* begin *

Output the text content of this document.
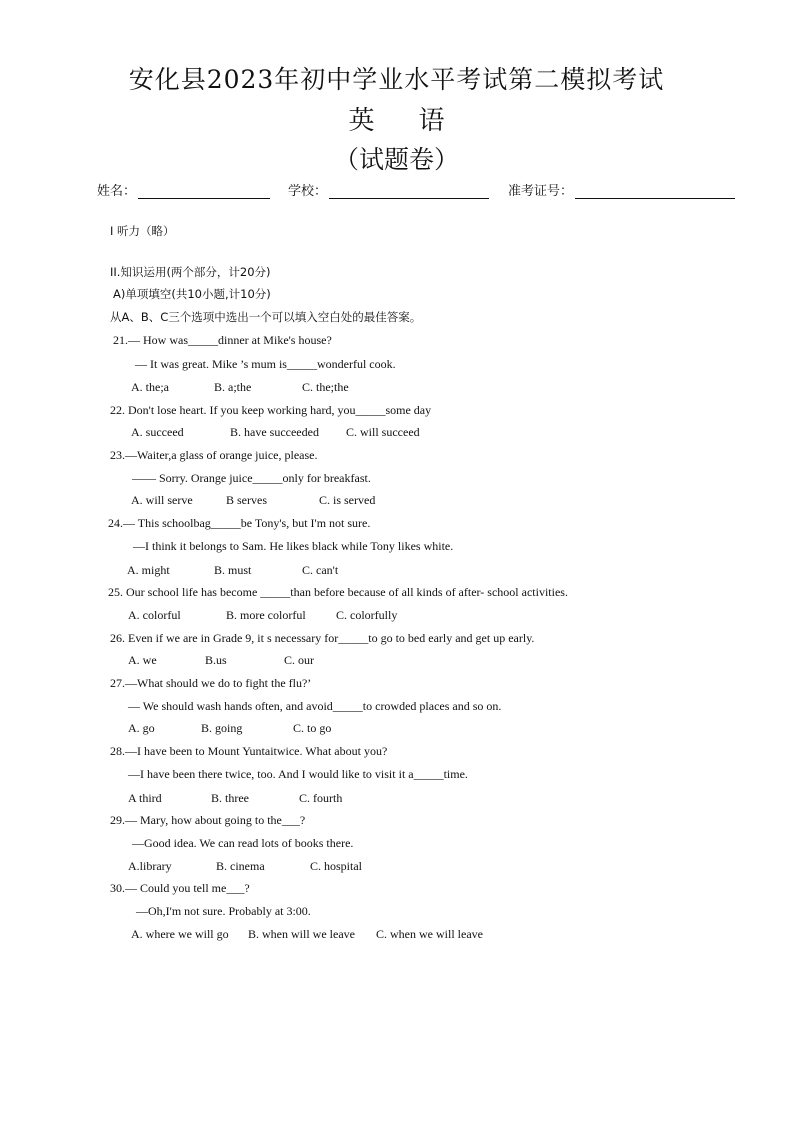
安化县2023年初中学业水平考试第二模拟考试
英 语
（试题卷）
姓名：	学校：	准考证号：
I 听力（略）
II.知识运用(两个部分，计20分)
A)单项填空(共10小题,计10分)
从A、B、C三个选项中选出一个可以填入空白处的最佳答案。
21.— How was_____dinner at Mike's house?
— It was great. Mike ’s mum is_____wonderful cook.
A. the;a	B. a;the	C. the;the
22. Don't lose heart. If you keep working hard, you_____some day
A. succeed	B. have succeeded C. will succeed
23.—Waiter,a glass of orange juice, please.
—— Sorry. Orange juice_____only for breakfast.
A. will serve	B serves	C. is served
24.— This schoolbag_____be Tony's, but I'm not sure.
—I think it belongs to Sam. He likes black while Tony likes white.
A. might	B. must	C. can't
25. Our school life has become _____than before because of all kinds of after- school activities.
A. colorful	B. more colorful	C. colorfully
26. Even if we are in Grade 9, it s necessary for_____to go to bed early and get up early.
A. we	B.us	C. our
27.—What should we do to fight the flu?’
— We should wash hands often, and avoid_____to crowded places and so on.
A. go	B. going	C. to go
28.—I have been to Mount Yuntaitwice. What about you?
—I have been there twice, too. And I would like to visit it a_____time.
A third	B. three	C. fourth
29.— Mary, how about going to the___?
—Good idea. We can read lots of books there.
A.library	B. cinema	C. hospital
30.— Could you tell me___?
—Oh,I'm not sure. Probably at 3:00.
A. where we will go B. when will we leave C. when we will leave
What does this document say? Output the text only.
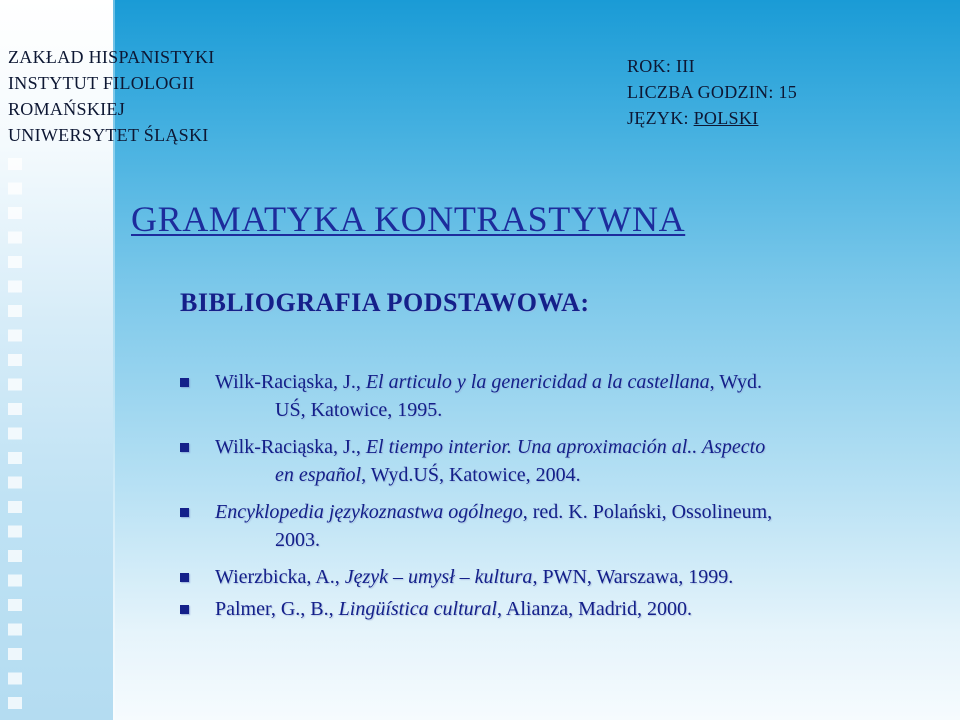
ZAKŁAD HISPANISTYKI
INSTYTUT FILOLOGII
ROMAŃSKIEJ
UNIWERSYTET ŚLĄSKI
ROK: III
LICZBA GODZIN: 15
JĘZYK: POLSKI
GRAMATYKA KONTRASTYWNA
BIBLIOGRAFIA PODSTAWOWA:
Wilk-Raciąska, J., El articulo y la genericidad a la castellana, Wyd.
UŚ, Katowice, 1995.
Wilk-Raciąska, J., El tiempo interior. Una aproximación al.. Aspecto
en español, Wyd.UŚ, Katowice, 2004.
Encyklopedia językoznastwa ogólnego, red. K. Polański, Ossolineum,
2003.
Wierzbicka, A., Język – umysł – kultura, PWN, Warszawa, 1999.
Palmer, G., B., Lingüística cultural, Alianza, Madrid, 2000.
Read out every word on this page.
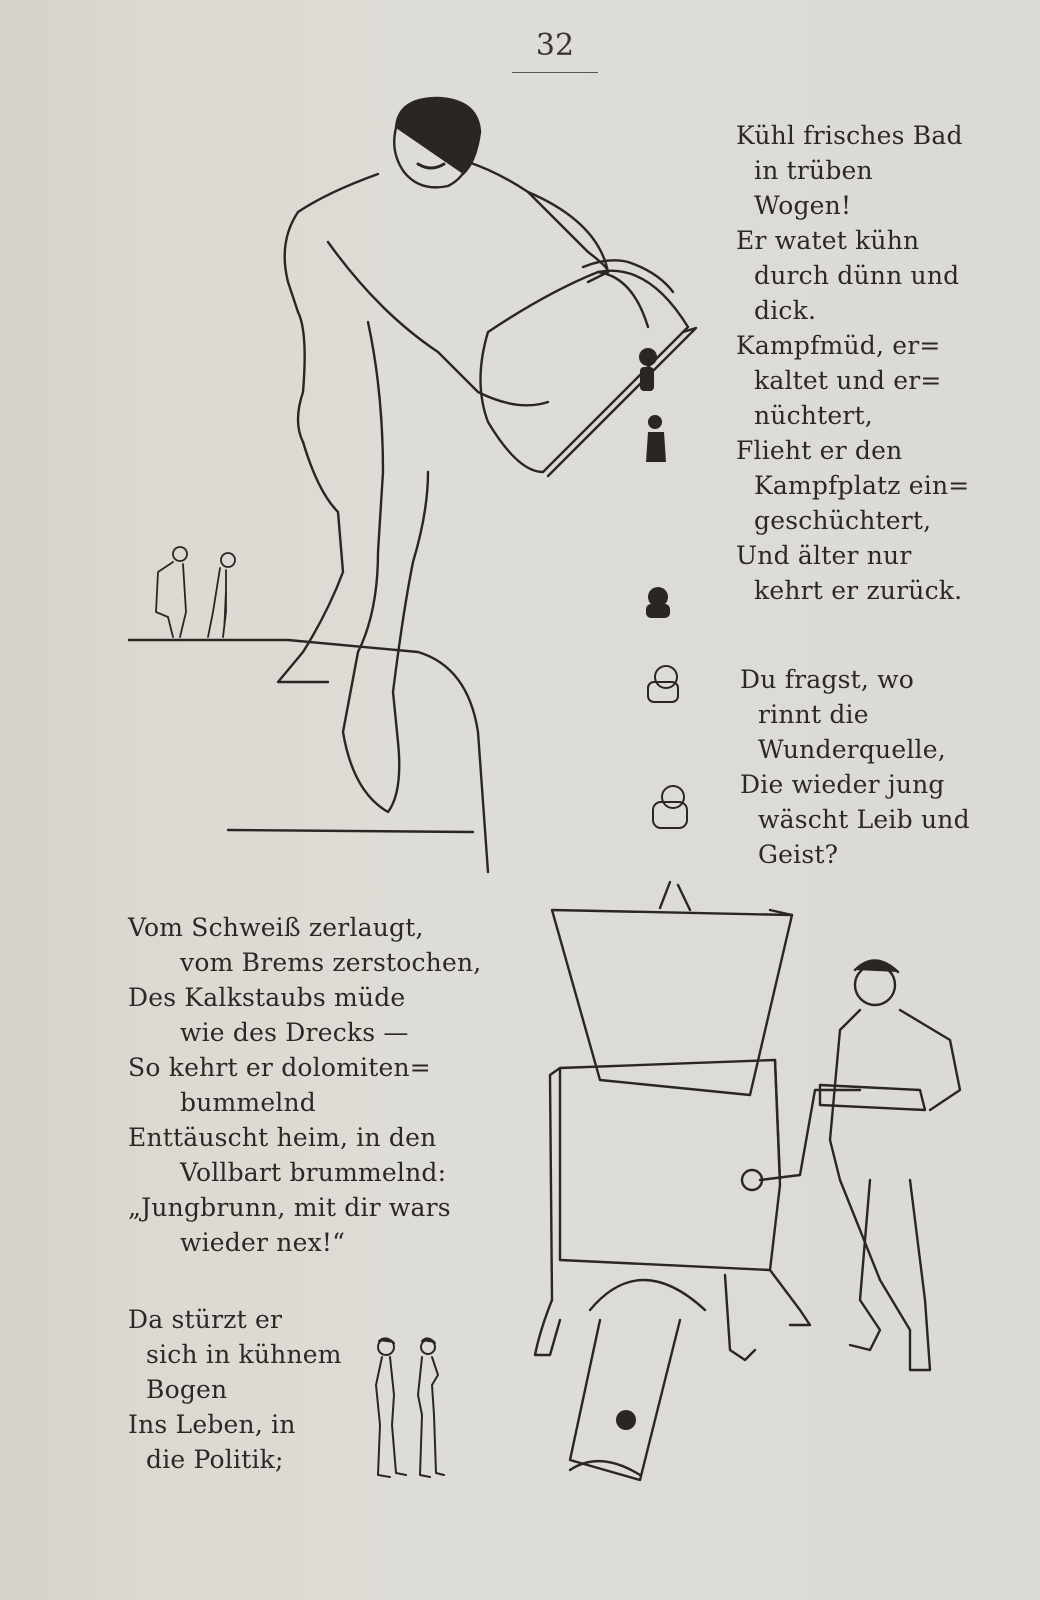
32
Kühl frisches Bad
in trüben
Wogen!
Er watet kühn
durch dünn und
dick.
Kampfmüd, er=
kaltet und er=
nüchtert,
Flieht er den
Kampfplatz ein=
geschüchtert,
Und älter nur
kehrt er zurück.
Du fragst, wo
rinnt die
Wunderquelle,
Die wieder jung
wäscht Leib und
Geist?
Vom Schweiß zerlaugt,
vom Brems zerstochen,
Des Kalkstaubs müde
wie des Drecks —
So kehrt er dolomiten=
bummelnd
Enttäuscht heim, in den
Vollbart brummelnd:
„Jungbrunn, mit dir wars
wieder nex!“
Da stürzt er
sich in kühnem
Bogen
Ins Leben, in
die Politik;
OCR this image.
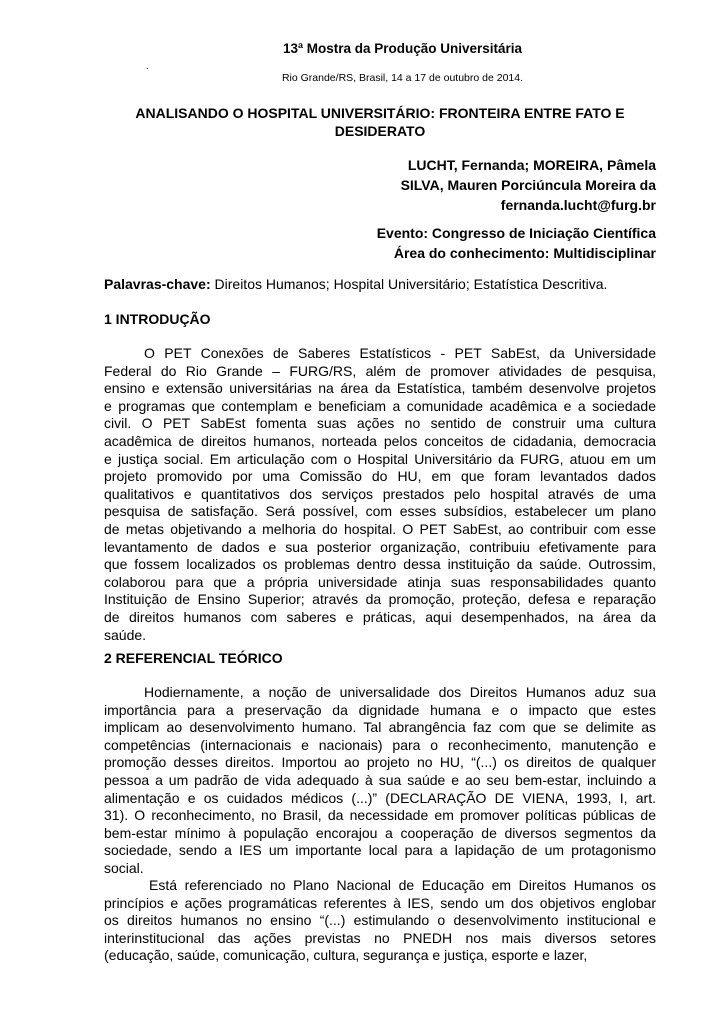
13ª Mostra da Produção Universitária
.
Rio Grande/RS, Brasil, 14 a 17 de outubro de 2014.
ANALISANDO O HOSPITAL UNIVERSITÁRIO: FRONTEIRA ENTRE FATO E
DESIDERATO
LUCHT, Fernanda; MOREIRA, Pâmela
SILVA, Mauren Porciúncula Moreira da
fernanda.lucht@furg.br
Evento: Congresso de Iniciação Científica
Área do conhecimento: Multidisciplinar
Palavras-chave: Direitos Humanos; Hospital Universitário; Estatística Descritiva.
1 INTRODUÇÃO
O PET Conexões de Saberes Estatísticos - PET SabEst, da Universidade
Federal do Rio Grande – FURG/RS, além de promover atividades de pesquisa,
ensino e extensão universitárias na área da Estatística, também desenvolve projetos
e programas que contemplam e beneficiam a comunidade acadêmica e a sociedade
civil. O PET SabEst fomenta suas ações no sentido de construir uma cultura
acadêmica de direitos humanos, norteada pelos conceitos de cidadania, democracia
e justiça social. Em articulação com o Hospital Universitário da FURG, atuou em um
projeto promovido por uma Comissão do HU, em que foram levantados dados
qualitativos e quantitativos dos serviços prestados pelo hospital através de uma
pesquisa de satisfação. Será possível, com esses subsídios, estabelecer um plano
de metas objetivando a melhoria do hospital. O PET SabEst, ao contribuir com esse
levantamento de dados e sua posterior organização, contribuiu efetivamente para
que fossem localizados os problemas dentro dessa instituição da saúde. Outrossim,
colaborou para que a própria universidade atinja suas responsabilidades quanto
Instituição de Ensino Superior; através da promoção, proteção, defesa e reparação
de direitos humanos com saberes e práticas, aqui desempenhados, na área da
saúde.
2 REFERENCIAL TEÓRICO
Hodiernamente, a noção de universalidade dos Direitos Humanos aduz sua
importância para a preservação da dignidade humana e o impacto que estes
implicam ao desenvolvimento humano. Tal abrangência faz com que se delimite as
competências (internacionais e nacionais) para o reconhecimento, manutenção e
promoção desses direitos. Importou ao projeto no HU, “(...) os direitos de qualquer
pessoa a um padrão de vida adequado à sua saúde e ao seu bem-estar, incluindo a
alimentação e os cuidados médicos (...)” (DECLARAÇÃO DE VIENA, 1993, I, art.
31). O reconhecimento, no Brasil, da necessidade em promover políticas públicas de
bem-estar mínimo à população encorajou a cooperação de diversos segmentos da
sociedade, sendo a IES um importante local para a lapidação de um protagonismo
social.
Está referenciado no Plano Nacional de Educação em Direitos Humanos os
princípios e ações programáticas referentes à IES, sendo um dos objetivos englobar
os direitos humanos no ensino “(...) estimulando o desenvolvimento institucional e
interinstitucional das ações previstas no PNEDH nos mais diversos setores
(educação, saúde, comunicação, cultura, segurança e justiça, esporte e lazer,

* end *

• What you will do: Establish how many lines of the material above hold the word "reconhecimento". Nothing but the count should be returned.

• Answer for this exercise: 2